Stored data:
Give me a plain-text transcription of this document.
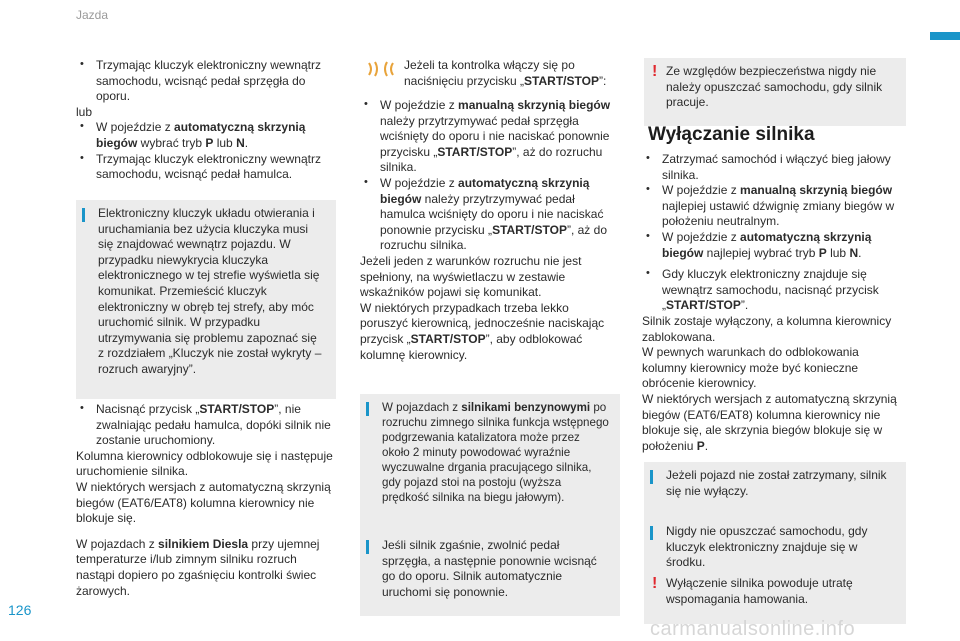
Jazda
• Trzymając kluczyk elektroniczny wewnątrz samochodu, wcisnąć pedał sprzęgła do oporu.
lub
• W pojeździe z automatyczną skrzynią biegów wybrać tryb P lub N.
• Trzymając kluczyk elektroniczny wewnątrz samochodu, wcisnąć pedał hamulca.
Elektroniczny kluczyk układu otwierania i uruchamiania bez użycia kluczyka musi się znajdować wewnątrz pojazdu. W przypadku niewykrycia kluczyka elektronicznego w tej strefie wyświetla się komunikat. Przemieścić kluczyk elektroniczny w obręb tej strefy, aby móc uruchomić silnik. W przypadku utrzymywania się problemu zapoznać się z rozdziałem „Kluczyk nie został wykryty – rozruch awaryjny”.
• Nacisnąć przycisk „START/STOP”, nie zwalniając pedału hamulca, dopóki silnik nie zostanie uruchomiony.
Kolumna kierownicy odblokowuje się i następuje uruchomienie silnika.
W niektórych wersjach z automatyczną skrzynią biegów (EAT6/EAT8) kolumna kierownicy nie blokuje się.
W pojazdach z silnikiem Diesla przy ujemnej temperaturze i/lub zimnym silniku rozruch nastąpi dopiero po zgaśnięciu kontrolki świec żarowych.
Jeżeli ta kontrolka włączy się po naciśnięciu przycisku „START/STOP”:
• W pojeździe z manualną skrzynią biegów należy przytrzymywać pedał sprzęgła wciśnięty do oporu i nie naciskać ponownie przycisku „START/STOP”, aż do rozruchu silnika.
• W pojeździe z automatyczną skrzynią biegów należy przytrzymywać pedał hamulca wciśnięty do oporu i nie naciskać ponownie przycisku „START/STOP”, aż do rozruchu silnika.
Jeżeli jeden z warunków rozruchu nie jest spełniony, na wyświetlaczu w zestawie wskaźników pojawi się komunikat.
W niektórych przypadkach trzeba lekko poruszyć kierownicą, jednocześnie naciskając przycisk „START/STOP”, aby odblokować kolumnę kierownicy.
W pojazdach z silnikami benzynowymi po rozruchu zimnego silnika funkcja wstępnego podgrzewania katalizatora może przez około 2 minuty powodować wyraźnie wyczuwalne drgania pracującego silnika, gdy pojazd stoi na postoju (wyższa prędkość silnika na biegu jałowym).
Jeśli silnik zgaśnie, zwolnić pedał sprzęgła, a następnie ponownie wcisnąć go do oporu. Silnik automatycznie uruchomi się ponownie.
! Ze względów bezpieczeństwa nigdy nie należy opuszczać samochodu, gdy silnik pracuje.
Wyłączanie silnika
• Zatrzymać samochód i włączyć bieg jałowy silnika.
• W pojeździe z manualną skrzynią biegów najlepiej ustawić dźwignię zmiany biegów w położeniu neutralnym.
• W pojeździe z automatyczną skrzynią biegów najlepiej wybrać tryb P lub N.
• Gdy kluczyk elektroniczny znajduje się wewnątrz samochodu, nacisnąć przycisk „START/STOP”.
Silnik zostaje wyłączony, a kolumna kierownicy zablokowana.
W pewnych warunkach do odblokowania kolumny kierownicy może być konieczne obrócenie kierownicy.
W niektórych wersjach z automatyczną skrzynią biegów (EAT6/EAT8) kolumna kierownicy nie blokuje się, ale skrzynia biegów blokuje się w położeniu P.
Jeżeli pojazd nie został zatrzymany, silnik się nie wyłączy.
Nigdy nie opuszczać samochodu, gdy kluczyk elektroniczny znajduje się w środku.
! Wyłączenie silnika powoduje utratę wspomagania hamowania.
126
carmanualsonline.info
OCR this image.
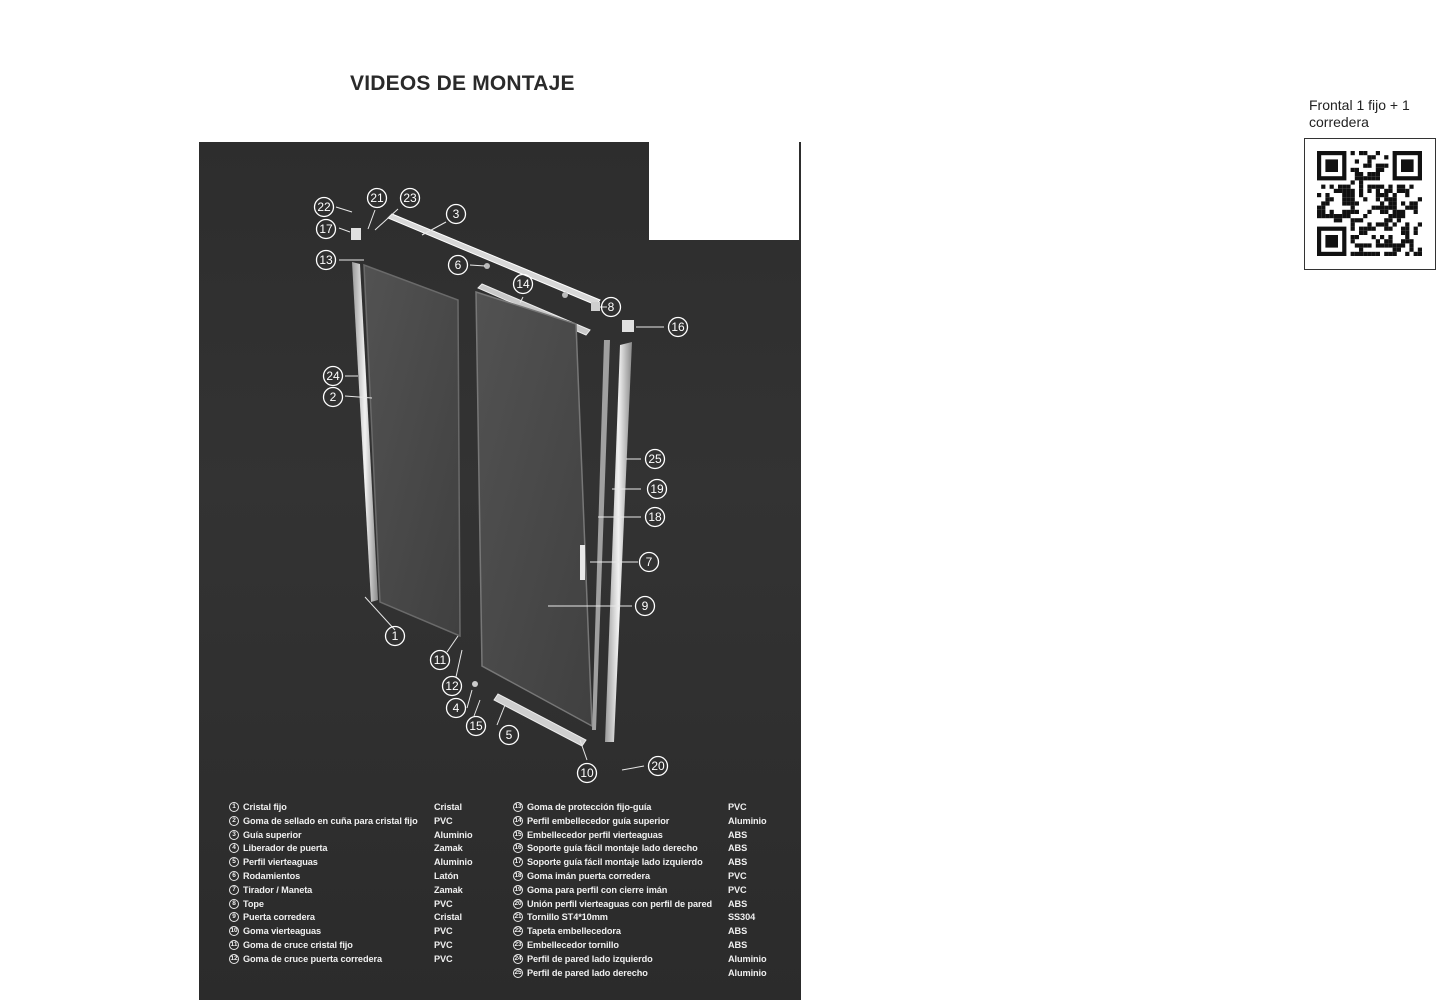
VIDEOS DE MONTAJE
Frontal 1 fijo + 1 corredera
1
2
3
4
5
6
7
8
9
10
11
12
13
14
15
16
17
18
19
20
21
22
23
24
25
1 Cristal fijo	Cristal
2 Goma de sellado en cuña para cristal fijo PVC
3 Guía superior	Aluminio
4 Liberador de puerta	Zamak
5 Perfil vierteaguas	Aluminio
6 Rodamientos	Latón
7 Tirador / Maneta	Zamak
8 Tope	PVC
9 Puerta corredera	Cristal
10 Goma vierteaguas	PVC
11 Goma de cruce cristal fijo	PVC
12 Goma de cruce puerta corredera	PVC
13 Goma de protección fijo-guía	PVC
14 Perfil embellecedor guía superior	Aluminio
15 Embellecedor perfil vierteaguas	ABS
16 Soporte guía fácil montaje lado derecho	ABS
17 Soporte guía fácil montaje lado izquierdo	ABS
18 Goma imán puerta corredera	PVC
19 Goma para perfil con cierre imán	PVC
20 Unión perfil vierteaguas con perfil de pared ABS
21 Tornillo ST4*10mm	SS304
22 Tapeta embellecedora	ABS
23 Embellecedor tornillo	ABS
24 Perfil de pared lado izquierdo	Aluminio
25 Perfil de pared lado derecho	Aluminio
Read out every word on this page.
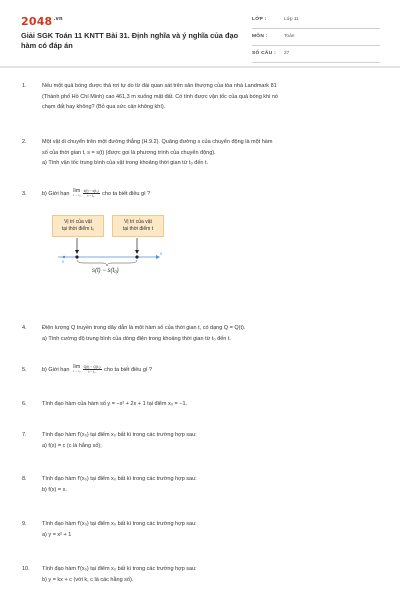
$2048^{.vn}$
Giải SGK Toán 11 KNTT Bài 31. Định nghĩa và ý nghĩa của đạo hàm có đáp án
LỚP :	Lớp 11
MÔN :	Toán
SỐ CÂU : 27
1.	Nếu một quả bóng được thả rơi tự do từ đài quan sát trên sân thượng của tòa nhà Landmark 81
(Thành phố Hồ Chí Minh) cao 461,3 m xuống mặt đất. Có tính được vận tốc của quả bóng khi nó
chạm đất hay không? (Bỏ qua sức cản không khí).
2.	Một vật di chuyển trên một đường thẳng (H.9.2). Quãng đường s của chuyển động là một hàm
số của thời gian t, s = s(t) (được gọi là phương trình của chuyển động).
a) Tính vận tốc trung bình của vật trong khoảng thời gian từ t₀ đến t.
3.	b) Giới hạn lim
$t \to t_0 \frac{\text{s(t) − s(t₀)}}{\text{t − t₀}}$ cho ta biết điều gì ?
Vị trí của vật
tại thời điểm t₀
Vị trí của vật
tại thời điểm t
0
s
s(t) − s(t₀)
4.	Điện lượng Q truyền trong dây dẫn là một hàm số của thời gian t, có dạng Q = Q(t).
a) Tính cường độ trung bình của dòng điện trong khoảng thời gian từ t₀ đến t.
5.	b) Giới hạn lim
$t \to t_0 \frac{\text{Q(t) − Q(t₀)}}{\text{t − t₀}}$ cho ta biết điều gì ?
6.	Tính đạo hàm của hàm số y = −x² + 2x + 1 tại điểm x₀ = −1.
7.	Tính đạo hàm f'(x₀) tại điểm x₀ bất kì trong các trường hợp sau:
a) f(x) = c (c là hằng số);
8.	Tính đạo hàm f'(x₀) tại điểm x₀ bất kì trong các trường hợp sau:
b) f(x) = x.
9.	Tính đạo hàm f'(x₀) tại điểm x₀ bất kì trong các trường hợp sau:
a) y = x² + 1
10.	Tính đạo hàm f'(x₀) tại điểm x₀ bất kì trong các trường hợp sau:
b) y = kx + c (với k, c là các hằng số).
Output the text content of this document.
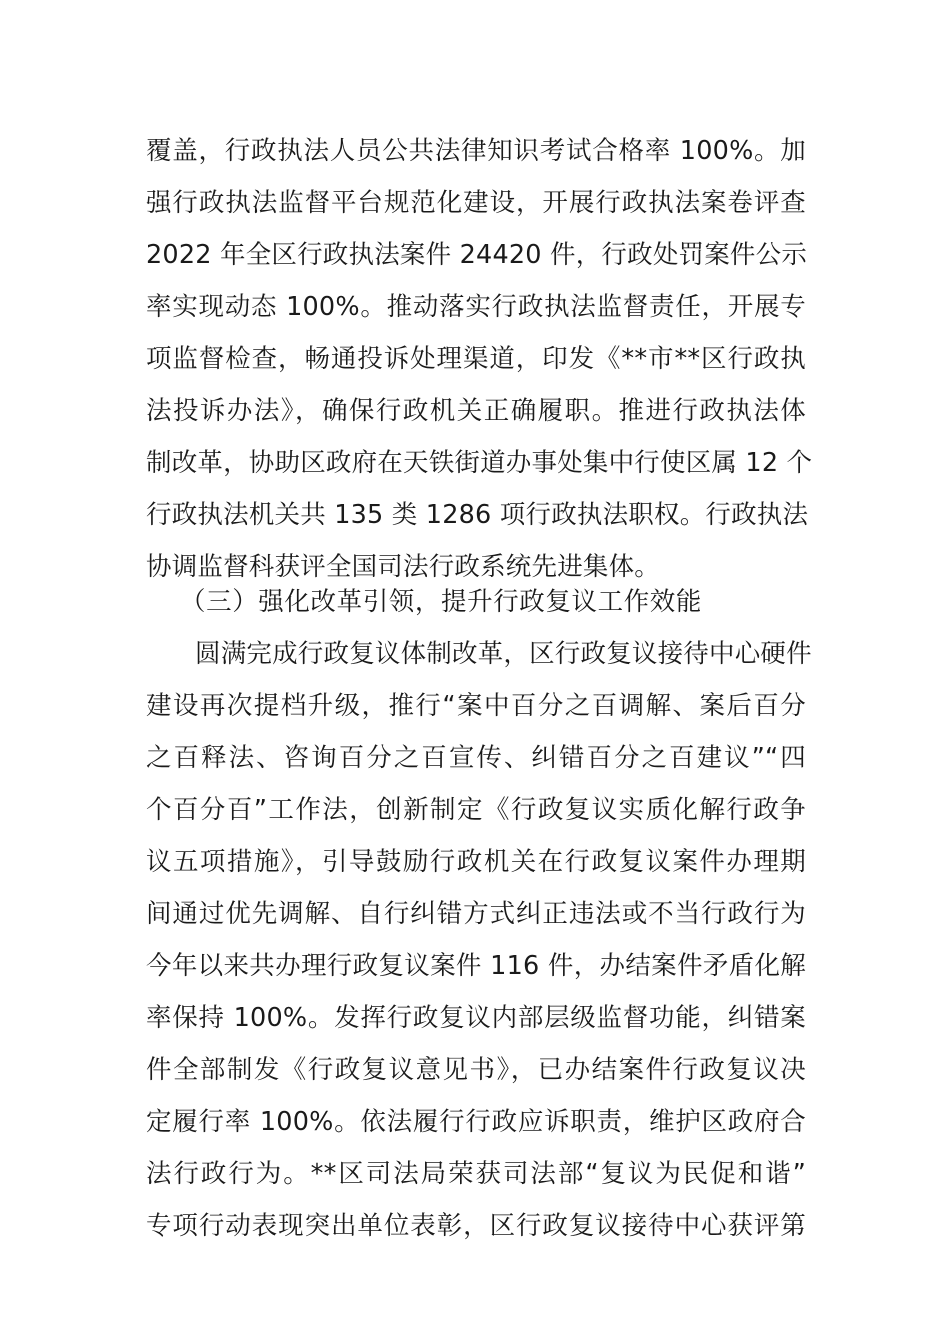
覆盖，行政执法人员公共法律知识考试合格率 100%。加
强行政执法监督平台规范化建设，开展行政执法案卷评查
2022 年全区行政执法案件 24420 件，行政处罚案件公示
率实现动态 100%。推动落实行政执法监督责任，开展专
项监督检查，畅通投诉处理渠道，印发《**市**区行政执
法投诉办法》，确保行政机关正确履职。推进行政执法体
制改革，协助区政府在天铁街道办事处集中行使区属 12 个
行政执法机关共 135 类 1286 项行政执法职权。行政执法
协调监督科获评全国司法行政系统先进集体。
（三）强化改革引领，提升行政复议工作效能
圆满完成行政复议体制改革，区行政复议接待中心硬件
建设再次提档升级，推行“案中百分之百调解、案后百分
之百释法、咨询百分之百宣传、纠错百分之百建议”“四
个百分百”工作法，创新制定《行政复议实质化解行政争
议五项措施》，引导鼓励行政机关在行政复议案件办理期
间通过优先调解、自行纠错方式纠正违法或不当行政行为
今年以来共办理行政复议案件 116 件，办结案件矛盾化解
率保持 100%。发挥行政复议内部层级监督功能，纠错案
件全部制发《行政复议意见书》，已办结案件行政复议决
定履行率 100%。依法履行行政应诉职责，维护区政府合
法行政行为。**区司法局荣获司法部“复议为民促和谐”
专项行动表现突出单位表彰，区行政复议接待中心获评第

What to do: Extract each line from the entries above that contains the string "skrzynią".

Result:
• W pojeździe z automatyczną skrzynią biegów wybrać tryb P lub N.
W niektórych wersjach z automatyczną skrzynią biegów (EAT6/EAT8) kolumna kierownicy nie blokuje się.
• W pojeździe z manualną skrzynią biegów należy przytrzymywać pedał sprzęgła wciśnięty do oporu i nie naciskać ponownie przycisku „START/STOP”, aż do rozruchu silnika.
• W pojeździe z automatyczną skrzynią biegów należy przytrzymywać pedał hamulca wciśnięty do oporu i nie naciskać ponownie przycisku „START/STOP”, aż do rozruchu silnika.
• W pojeździe z manualną skrzynią biegów najlepiej ustawić dźwignię zmiany biegów w położeniu neutralnym.
• W pojeździe z automatyczną skrzynią biegów najlepiej wybrać tryb P lub N.
W niektórych wersjach z automatyczną skrzynią biegów (EAT6/EAT8) kolumna kierownicy nie blokuje się, ale skrzynia biegów blokuje się w położeniu P.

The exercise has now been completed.